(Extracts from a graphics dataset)
»»

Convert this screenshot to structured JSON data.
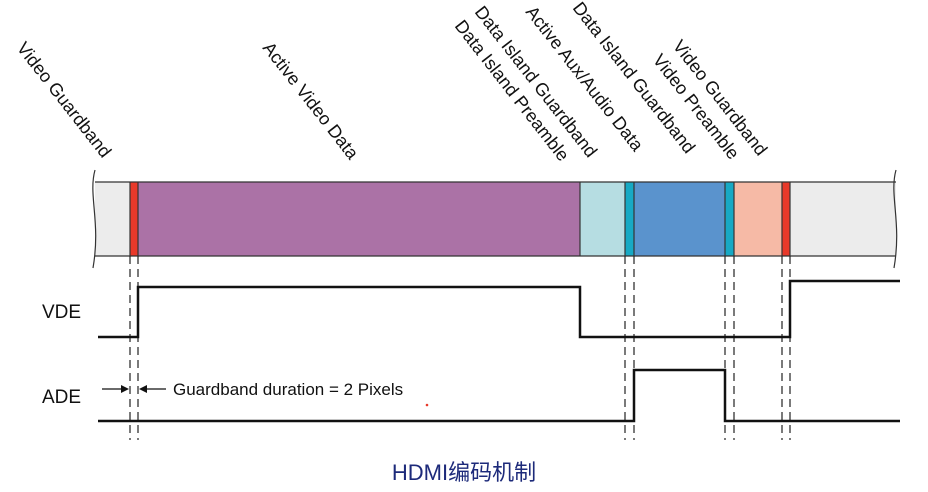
{
  "labels": {
    "video_guardband_left": "Video Guardband",
    "active_video_data": "Active Video Data",
    "data_island_preamble": "Data Island Preamble",
    "data_island_guardband_1": "Data Island Guardband",
    "active_aux_audio_data": "Active Aux/Audio Data",
    "data_island_guardband_2": "Data Island Guardband",
    "video_preamble": "Video Preamble",
    "video_guardband_right": "Video Guardband"
  },
  "signals": {
    "vde": "VDE",
    "ade": "ADE"
  },
  "annotation": "Guardband duration = 2 Pixels",
  "caption": "HDMI编码机制",
  "colors": {
    "guardband": "#e8392a",
    "active_video": "#ab72a6",
    "data_island_preamble": "#b6dde2",
    "data_island_guardband": "#17a9c4",
    "aux_audio": "#5a93cd",
    "video_preamble": "#f6baa6",
    "blank": "#ececec"
  }
}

««

Short exercise = Each entry above should be reproduced exactly, with the pictures removed.

Response =
Convert this screenshot to structured JSON data.
{
  "labels": {
    "video_guardband_left": "Video Guardband",
    "active_video_data": "Active Video Data",
    "data_island_preamble": "Data Island Preamble",
    "data_island_guardband_1": "Data Island Guardband",
    "active_aux_audio_data": "Active Aux/Audio Data",
    "data_island_guardband_2": "Data Island Guardband",
    "video_preamble": "Video Preamble",
    "video_guardband_right": "Video Guardband"
  },
  "signals": {
    "vde": "VDE",
    "ade": "ADE"
  },
  "annotation": "Guardband duration = 2 Pixels",
  "caption": "HDMI编码机制",
  "colors": {
    "guardband": "#e8392a",
    "active_video": "#ab72a6",
    "data_island_preamble": "#b6dde2",
    "data_island_guardband": "#17a9c4",
    "aux_audio": "#5a93cd",
    "video_preamble": "#f6baa6",
    "blank": "#ececec"
  }
}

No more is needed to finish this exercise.